GIVEN RECORDS >>
-------------------------
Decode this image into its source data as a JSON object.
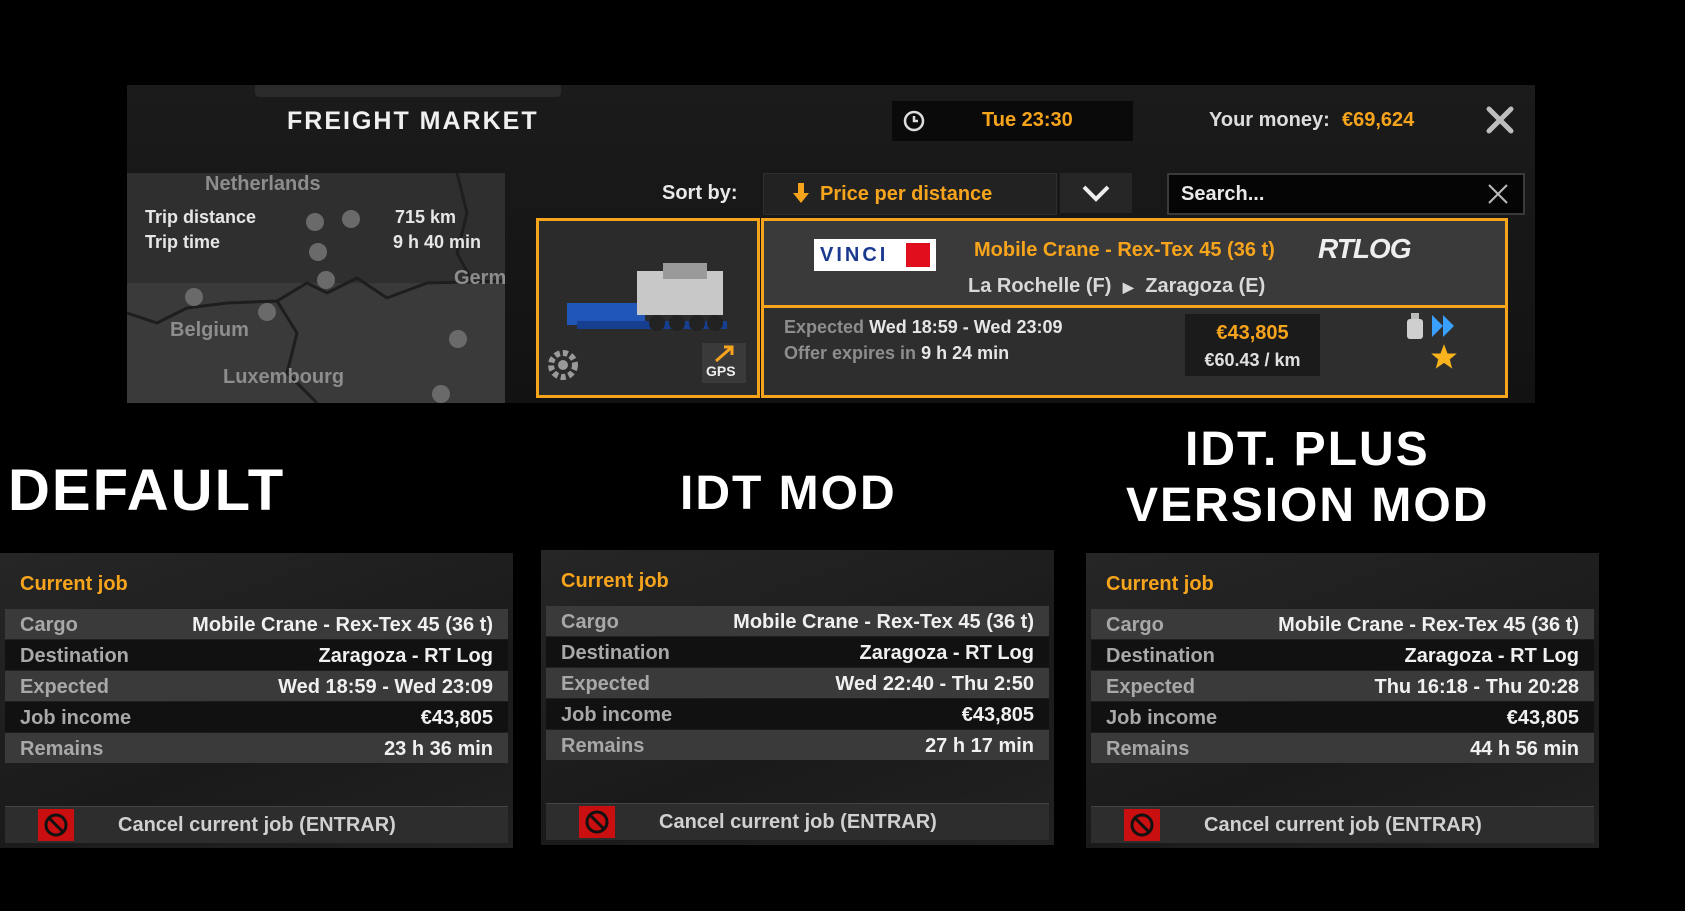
{
  "freight_market": {
    "title": "FREIGHT MARKET",
    "game_time": "Tue 23:30",
    "money_label": "Your money:",
    "money_value": "€69,624",
    "map": {
      "countries": [
        "Netherlands",
        "Germ",
        "Belgium",
        "Luxembourg"
      ],
      "trip_distance_label": "Trip distance",
      "trip_distance_value": "715 km",
      "trip_time_label": "Trip time",
      "trip_time_value": "9 h 40 min"
    },
    "sort_label": "Sort by:",
    "sort_value": "Price per distance",
    "search_placeholder": "Search...",
    "gps_label": "GPS",
    "job": {
      "company_logo_text": "VINCI",
      "cargo": "Mobile Crane - Rex-Tex 45 (36 t)",
      "destination_logo_text": "RTLOG",
      "route_from": "La Rochelle (F)",
      "route_to": "Zaragoza (E)",
      "expected_label": "Expected",
      "expected_value": "Wed 18:59 - Wed 23:09",
      "expires_label": "Offer expires in",
      "expires_value": "9 h 24 min",
      "price": "€43,805",
      "price_per_km": "€60.43 / km"
    }
  },
  "captions": {
    "default": "DEFAULT",
    "idt": "IDT MOD",
    "idt_plus_line1": "IDT. PLUS",
    "idt_plus_line2": "VERSION MOD"
  },
  "panels": [
    {
      "heading": "Current job",
      "rows": [
        {
          "key": "Cargo",
          "value": "Mobile Crane - Rex-Tex 45 (36 t)"
        },
        {
          "key": "Destination",
          "value": "Zaragoza - RT Log"
        },
        {
          "key": "Expected",
          "value": "Wed 18:59 - Wed 23:09"
        },
        {
          "key": "Job income",
          "value": "€43,805"
        },
        {
          "key": "Remains",
          "value": "23 h 36 min"
        }
      ],
      "cancel_label": "Cancel current job (ENTRAR)"
    },
    {
      "heading": "Current job",
      "rows": [
        {
          "key": "Cargo",
          "value": "Mobile Crane - Rex-Tex 45 (36 t)"
        },
        {
          "key": "Destination",
          "value": "Zaragoza - RT Log"
        },
        {
          "key": "Expected",
          "value": "Wed 22:40 - Thu 2:50"
        },
        {
          "key": "Job income",
          "value": "€43,805"
        },
        {
          "key": "Remains",
          "value": "27 h 17 min"
        }
      ],
      "cancel_label": "Cancel current job (ENTRAR)"
    },
    {
      "heading": "Current job",
      "rows": [
        {
          "key": "Cargo",
          "value": "Mobile Crane - Rex-Tex 45 (36 t)"
        },
        {
          "key": "Destination",
          "value": "Zaragoza - RT Log"
        },
        {
          "key": "Expected",
          "value": "Thu 16:18 - Thu 20:28"
        },
        {
          "key": "Job income",
          "value": "€43,805"
        },
        {
          "key": "Remains",
          "value": "44 h 56 min"
        }
      ],
      "cancel_label": "Cancel current job (ENTRAR)"
    }
  ],
  "colors": {
    "accent": "#f7a41d",
    "background": "#000000",
    "panel": "#202020",
    "cancel_icon": "#c90f0f"
  }
}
-------------------------
Give the entries again without a single change, but with no pictures.

TASK RESULT >>
Decode this image into its source data as a JSON object.
{
  "freight_market": {
    "title": "FREIGHT MARKET",
    "game_time": "Tue 23:30",
    "money_label": "Your money:",
    "money_value": "€69,624",
    "map": {
      "countries": [
        "Netherlands",
        "Germ",
        "Belgium",
        "Luxembourg"
      ],
      "trip_distance_label": "Trip distance",
      "trip_distance_value": "715 km",
      "trip_time_label": "Trip time",
      "trip_time_value": "9 h 40 min"
    },
    "sort_label": "Sort by:",
    "sort_value": "Price per distance",
    "search_placeholder": "Search...",
    "gps_label": "GPS",
    "job": {
      "company_logo_text": "VINCI",
      "cargo": "Mobile Crane - Rex-Tex 45 (36 t)",
      "destination_logo_text": "RTLOG",
      "route_from": "La Rochelle (F)",
      "route_to": "Zaragoza (E)",
      "expected_label": "Expected",
      "expected_value": "Wed 18:59 - Wed 23:09",
      "expires_label": "Offer expires in",
      "expires_value": "9 h 24 min",
      "price": "€43,805",
      "price_per_km": "€60.43 / km"
    }
  },
  "captions": {
    "default": "DEFAULT",
    "idt": "IDT MOD",
    "idt_plus_line1": "IDT. PLUS",
    "idt_plus_line2": "VERSION MOD"
  },
  "panels": [
    {
      "heading": "Current job",
      "rows": [
        {
          "key": "Cargo",
          "value": "Mobile Crane - Rex-Tex 45 (36 t)"
        },
        {
          "key": "Destination",
          "value": "Zaragoza - RT Log"
        },
        {
          "key": "Expected",
          "value": "Wed 18:59 - Wed 23:09"
        },
        {
          "key": "Job income",
          "value": "€43,805"
        },
        {
          "key": "Remains",
          "value": "23 h 36 min"
        }
      ],
      "cancel_label": "Cancel current job (ENTRAR)"
    },
    {
      "heading": "Current job",
      "rows": [
        {
          "key": "Cargo",
          "value": "Mobile Crane - Rex-Tex 45 (36 t)"
        },
        {
          "key": "Destination",
          "value": "Zaragoza - RT Log"
        },
        {
          "key": "Expected",
          "value": "Wed 22:40 - Thu 2:50"
        },
        {
          "key": "Job income",
          "value": "€43,805"
        },
        {
          "key": "Remains",
          "value": "27 h 17 min"
        }
      ],
      "cancel_label": "Cancel current job (ENTRAR)"
    },
    {
      "heading": "Current job",
      "rows": [
        {
          "key": "Cargo",
          "value": "Mobile Crane - Rex-Tex 45 (36 t)"
        },
        {
          "key": "Destination",
          "value": "Zaragoza - RT Log"
        },
        {
          "key": "Expected",
          "value": "Thu 16:18 - Thu 20:28"
        },
        {
          "key": "Job income",
          "value": "€43,805"
        },
        {
          "key": "Remains",
          "value": "44 h 56 min"
        }
      ],
      "cancel_label": "Cancel current job (ENTRAR)"
    }
  ],
  "colors": {
    "accent": "#f7a41d",
    "background": "#000000",
    "panel": "#202020",
    "cancel_icon": "#c90f0f"
  }
}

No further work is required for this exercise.